Transcribe the material in full. Nothing should differ except that the pictures are left out.

++++

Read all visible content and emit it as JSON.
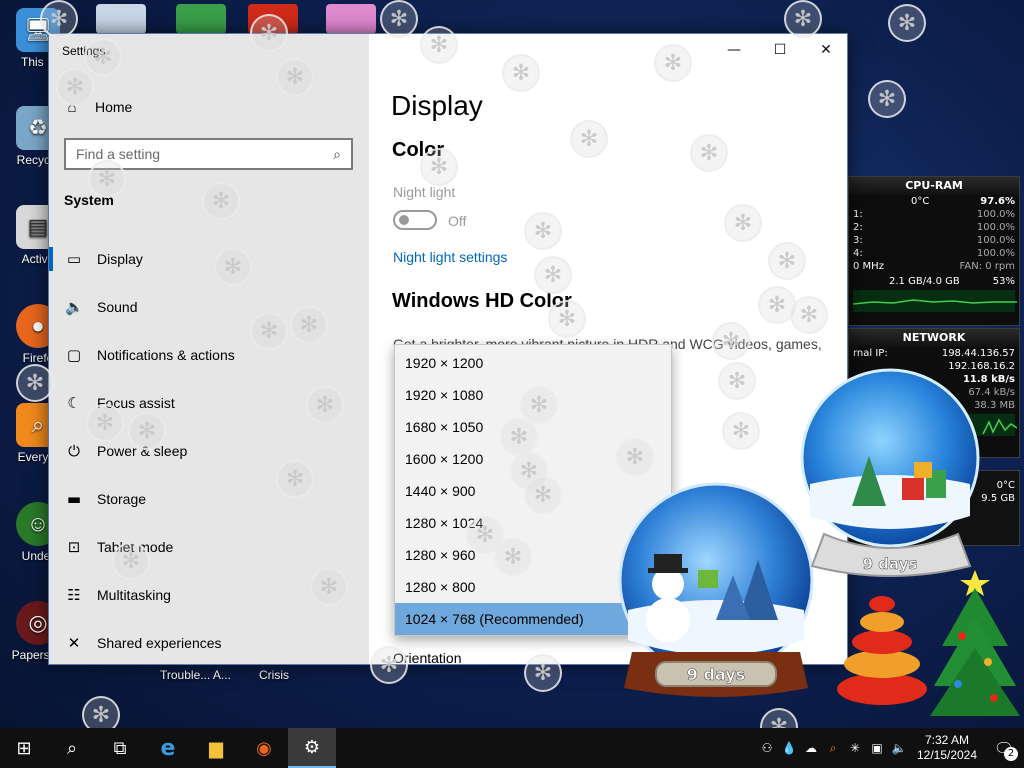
{
  "desktop": {
    "icons": [
      {
        "label": "This P",
        "color": "#3a8fd8"
      },
      {
        "label": "Recycle",
        "color": "#7aa7c7"
      },
      {
        "label": "Activa",
        "color": "#d8d8d8"
      },
      {
        "label": "Firefo",
        "color": "#e8661d"
      },
      {
        "label": "Everyth",
        "color": "#f08a1c"
      },
      {
        "label": "Under",
        "color": "#2a7a2a"
      },
      {
        "label": "Papers, P",
        "color": "#6a1a1a"
      }
    ],
    "bottom_labels": [
      "Trouble... A...",
      "Crisis"
    ]
  },
  "window": {
    "title": "Settings",
    "controls": {
      "minimize": "—",
      "maximize": "☐",
      "close": "✕"
    },
    "sidebar": {
      "home": "Home",
      "search_placeholder": "Find a setting",
      "section": "System",
      "items": [
        {
          "label": "Display",
          "icon": "display-icon",
          "glyph": "▭"
        },
        {
          "label": "Sound",
          "icon": "sound-icon",
          "glyph": "🔈"
        },
        {
          "label": "Notifications & actions",
          "icon": "notifications-icon",
          "glyph": "▢"
        },
        {
          "label": "Focus assist",
          "icon": "moon-icon",
          "glyph": "☾"
        },
        {
          "label": "Power & sleep",
          "icon": "power-icon",
          "glyph": "⏻"
        },
        {
          "label": "Storage",
          "icon": "storage-icon",
          "glyph": "▬"
        },
        {
          "label": "Tablet mode",
          "icon": "tablet-icon",
          "glyph": "⊡"
        },
        {
          "label": "Multitasking",
          "icon": "multitasking-icon",
          "glyph": "☷"
        },
        {
          "label": "Shared experiences",
          "icon": "shared-icon",
          "glyph": "✕"
        }
      ]
    },
    "content": {
      "page_title": "Display",
      "color_heading": "Color",
      "night_light_label": "Night light",
      "night_light_state": "Off",
      "night_light_link": "Night light settings",
      "hd_heading": "Windows HD Color",
      "hd_description": "Get a brighter, more vibrant picture in HDR and WCG videos, games,",
      "orientation_label": "Orientation",
      "resolution_options": [
        "1920 × 1200",
        "1920 × 1080",
        "1680 × 1050",
        "1600 × 1200",
        "1440 × 900",
        "1280 × 1024",
        "1280 × 960",
        "1280 × 800",
        "1024 × 768 (Recommended)"
      ],
      "selected_resolution": "1024 × 768 (Recommended)"
    }
  },
  "gadgets": {
    "cpu": {
      "title": "CPU-RAM",
      "temp": "0°C",
      "total": "97.6%",
      "cores": [
        {
          "label": "1:",
          "value": "100.0%"
        },
        {
          "label": "2:",
          "value": "100.0%"
        },
        {
          "label": "3:",
          "value": "100.0%"
        },
        {
          "label": "4:",
          "value": "100.0%"
        }
      ],
      "freq": "0 MHz",
      "fan": "FAN: 0 rpm",
      "ram": "2.1 GB/4.0 GB",
      "ram_pct": "53%",
      "ram_fraction": 0.53
    },
    "network": {
      "title": "NETWORK",
      "external_ip_label": "rnal IP:",
      "external_ip": "198.44.136.57",
      "internal_ip": "192.168.16.2",
      "up": "11.8 kB/s",
      "down": "67.4 kB/s",
      "total": "38.3 MB"
    },
    "extra": {
      "temp": "0°C",
      "size": "9.5 GB"
    }
  },
  "globes": {
    "countdown_1": "9 days",
    "countdown_2": "9 days"
  },
  "taskbar": {
    "buttons": [
      {
        "name": "start-button",
        "glyph": "⊞"
      },
      {
        "name": "search-button",
        "glyph": "⌕"
      },
      {
        "name": "task-view-button",
        "glyph": "⧉"
      },
      {
        "name": "ie-button",
        "glyph": "e"
      },
      {
        "name": "explorer-button",
        "glyph": "▆"
      },
      {
        "name": "firefox-button",
        "glyph": "◉"
      },
      {
        "name": "settings-button",
        "glyph": "⚙"
      }
    ],
    "time": "7:32 AM",
    "date": "12/15/2024",
    "notification_count": "2"
  },
  "colors": {
    "accent": "#0067c0",
    "selected_item": "#6fa8dc",
    "sidebar_bg": "#e6e6e6",
    "taskbar_bg": "#101010"
  }
}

++++

-- SOLUTION TO THE PROBLEM --
Read all visible content and emit it as JSON.
{
  "desktop": {
    "icons": [
      {
        "label": "This P",
        "color": "#3a8fd8"
      },
      {
        "label": "Recycle",
        "color": "#7aa7c7"
      },
      {
        "label": "Activa",
        "color": "#d8d8d8"
      },
      {
        "label": "Firefo",
        "color": "#e8661d"
      },
      {
        "label": "Everyth",
        "color": "#f08a1c"
      },
      {
        "label": "Under",
        "color": "#2a7a2a"
      },
      {
        "label": "Papers, P",
        "color": "#6a1a1a"
      }
    ],
    "bottom_labels": [
      "Trouble... A...",
      "Crisis"
    ]
  },
  "window": {
    "title": "Settings",
    "controls": {
      "minimize": "—",
      "maximize": "☐",
      "close": "✕"
    },
    "sidebar": {
      "home": "Home",
      "search_placeholder": "Find a setting",
      "section": "System",
      "items": [
        {
          "label": "Display",
          "icon": "display-icon",
          "glyph": "▭"
        },
        {
          "label": "Sound",
          "icon": "sound-icon",
          "glyph": "🔈"
        },
        {
          "label": "Notifications & actions",
          "icon": "notifications-icon",
          "glyph": "▢"
        },
        {
          "label": "Focus assist",
          "icon": "moon-icon",
          "glyph": "☾"
        },
        {
          "label": "Power & sleep",
          "icon": "power-icon",
          "glyph": "⏻"
        },
        {
          "label": "Storage",
          "icon": "storage-icon",
          "glyph": "▬"
        },
        {
          "label": "Tablet mode",
          "icon": "tablet-icon",
          "glyph": "⊡"
        },
        {
          "label": "Multitasking",
          "icon": "multitasking-icon",
          "glyph": "☷"
        },
        {
          "label": "Shared experiences",
          "icon": "shared-icon",
          "glyph": "✕"
        }
      ]
    },
    "content": {
      "page_title": "Display",
      "color_heading": "Color",
      "night_light_label": "Night light",
      "night_light_state": "Off",
      "night_light_link": "Night light settings",
      "hd_heading": "Windows HD Color",
      "hd_description": "Get a brighter, more vibrant picture in HDR and WCG videos, games,",
      "orientation_label": "Orientation",
      "resolution_options": [
        "1920 × 1200",
        "1920 × 1080",
        "1680 × 1050",
        "1600 × 1200",
        "1440 × 900",
        "1280 × 1024",
        "1280 × 960",
        "1280 × 800",
        "1024 × 768 (Recommended)"
      ],
      "selected_resolution": "1024 × 768 (Recommended)"
    }
  },
  "gadgets": {
    "cpu": {
      "title": "CPU-RAM",
      "temp": "0°C",
      "total": "97.6%",
      "cores": [
        {
          "label": "1:",
          "value": "100.0%"
        },
        {
          "label": "2:",
          "value": "100.0%"
        },
        {
          "label": "3:",
          "value": "100.0%"
        },
        {
          "label": "4:",
          "value": "100.0%"
        }
      ],
      "freq": "0 MHz",
      "fan": "FAN: 0 rpm",
      "ram": "2.1 GB/4.0 GB",
      "ram_pct": "53%",
      "ram_fraction": 0.53
    },
    "network": {
      "title": "NETWORK",
      "external_ip_label": "rnal IP:",
      "external_ip": "198.44.136.57",
      "internal_ip": "192.168.16.2",
      "up": "11.8 kB/s",
      "down": "67.4 kB/s",
      "total": "38.3 MB"
    },
    "extra": {
      "temp": "0°C",
      "size": "9.5 GB"
    }
  },
  "globes": {
    "countdown_1": "9 days",
    "countdown_2": "9 days"
  },
  "taskbar": {
    "buttons": [
      {
        "name": "start-button",
        "glyph": "⊞"
      },
      {
        "name": "search-button",
        "glyph": "⌕"
      },
      {
        "name": "task-view-button",
        "glyph": "⧉"
      },
      {
        "name": "ie-button",
        "glyph": "e"
      },
      {
        "name": "explorer-button",
        "glyph": "▆"
      },
      {
        "name": "firefox-button",
        "glyph": "◉"
      },
      {
        "name": "settings-button",
        "glyph": "⚙"
      }
    ],
    "time": "7:32 AM",
    "date": "12/15/2024",
    "notification_count": "2"
  },
  "colors": {
    "accent": "#0067c0",
    "selected_item": "#6fa8dc",
    "sidebar_bg": "#e6e6e6",
    "taskbar_bg": "#101010"
  }
}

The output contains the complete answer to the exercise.